[start of Given data]

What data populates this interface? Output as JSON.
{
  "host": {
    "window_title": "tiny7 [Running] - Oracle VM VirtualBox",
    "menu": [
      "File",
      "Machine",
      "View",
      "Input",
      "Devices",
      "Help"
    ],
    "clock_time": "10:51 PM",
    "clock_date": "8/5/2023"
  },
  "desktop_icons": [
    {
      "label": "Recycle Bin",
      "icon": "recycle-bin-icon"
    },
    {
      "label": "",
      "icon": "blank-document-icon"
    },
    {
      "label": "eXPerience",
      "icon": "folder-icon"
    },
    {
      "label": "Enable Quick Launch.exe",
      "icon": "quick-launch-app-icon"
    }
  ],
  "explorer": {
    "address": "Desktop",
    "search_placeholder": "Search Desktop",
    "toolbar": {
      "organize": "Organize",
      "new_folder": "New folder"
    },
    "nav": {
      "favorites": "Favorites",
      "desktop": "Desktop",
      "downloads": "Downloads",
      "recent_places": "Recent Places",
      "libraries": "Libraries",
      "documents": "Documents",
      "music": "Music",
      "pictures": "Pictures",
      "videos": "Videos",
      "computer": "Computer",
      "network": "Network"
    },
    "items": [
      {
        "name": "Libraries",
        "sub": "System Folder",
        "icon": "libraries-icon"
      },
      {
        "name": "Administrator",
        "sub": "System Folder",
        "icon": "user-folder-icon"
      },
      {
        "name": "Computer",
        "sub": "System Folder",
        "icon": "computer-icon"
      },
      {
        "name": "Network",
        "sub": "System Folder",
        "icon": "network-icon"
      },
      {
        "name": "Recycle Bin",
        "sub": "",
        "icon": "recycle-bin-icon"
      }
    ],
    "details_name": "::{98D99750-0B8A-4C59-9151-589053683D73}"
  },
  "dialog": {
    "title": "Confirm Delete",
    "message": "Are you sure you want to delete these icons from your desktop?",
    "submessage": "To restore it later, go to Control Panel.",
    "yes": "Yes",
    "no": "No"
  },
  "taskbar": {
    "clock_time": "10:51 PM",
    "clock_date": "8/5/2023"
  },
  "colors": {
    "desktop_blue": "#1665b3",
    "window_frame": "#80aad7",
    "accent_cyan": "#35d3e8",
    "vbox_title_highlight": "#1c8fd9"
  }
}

[end of Given data]

▸ **To be done**: Write out all the records above again, exactly as they stand.

▸ **Task answer**:
What data populates this interface? Output as JSON.
{
  "host": {
    "window_title": "tiny7 [Running] - Oracle VM VirtualBox",
    "menu": [
      "File",
      "Machine",
      "View",
      "Input",
      "Devices",
      "Help"
    ],
    "clock_time": "10:51 PM",
    "clock_date": "8/5/2023"
  },
  "desktop_icons": [
    {
      "label": "Recycle Bin",
      "icon": "recycle-bin-icon"
    },
    {
      "label": "",
      "icon": "blank-document-icon"
    },
    {
      "label": "eXPerience",
      "icon": "folder-icon"
    },
    {
      "label": "Enable Quick Launch.exe",
      "icon": "quick-launch-app-icon"
    }
  ],
  "explorer": {
    "address": "Desktop",
    "search_placeholder": "Search Desktop",
    "toolbar": {
      "organize": "Organize",
      "new_folder": "New folder"
    },
    "nav": {
      "favorites": "Favorites",
      "desktop": "Desktop",
      "downloads": "Downloads",
      "recent_places": "Recent Places",
      "libraries": "Libraries",
      "documents": "Documents",
      "music": "Music",
      "pictures": "Pictures",
      "videos": "Videos",
      "computer": "Computer",
      "network": "Network"
    },
    "items": [
      {
        "name": "Libraries",
        "sub": "System Folder",
        "icon": "libraries-icon"
      },
      {
        "name": "Administrator",
        "sub": "System Folder",
        "icon": "user-folder-icon"
      },
      {
        "name": "Computer",
        "sub": "System Folder",
        "icon": "computer-icon"
      },
      {
        "name": "Network",
        "sub": "System Folder",
        "icon": "network-icon"
      },
      {
        "name": "Recycle Bin",
        "sub": "",
        "icon": "recycle-bin-icon"
      }
    ],
    "details_name": "::{98D99750-0B8A-4C59-9151-589053683D73}"
  },
  "dialog": {
    "title": "Confirm Delete",
    "message": "Are you sure you want to delete these icons from your desktop?",
    "submessage": "To restore it later, go to Control Panel.",
    "yes": "Yes",
    "no": "No"
  },
  "taskbar": {
    "clock_time": "10:51 PM",
    "clock_date": "8/5/2023"
  },
  "colors": {
    "desktop_blue": "#1665b3",
    "window_frame": "#80aad7",
    "accent_cyan": "#35d3e8",
    "vbox_title_highlight": "#1c8fd9"
  }
}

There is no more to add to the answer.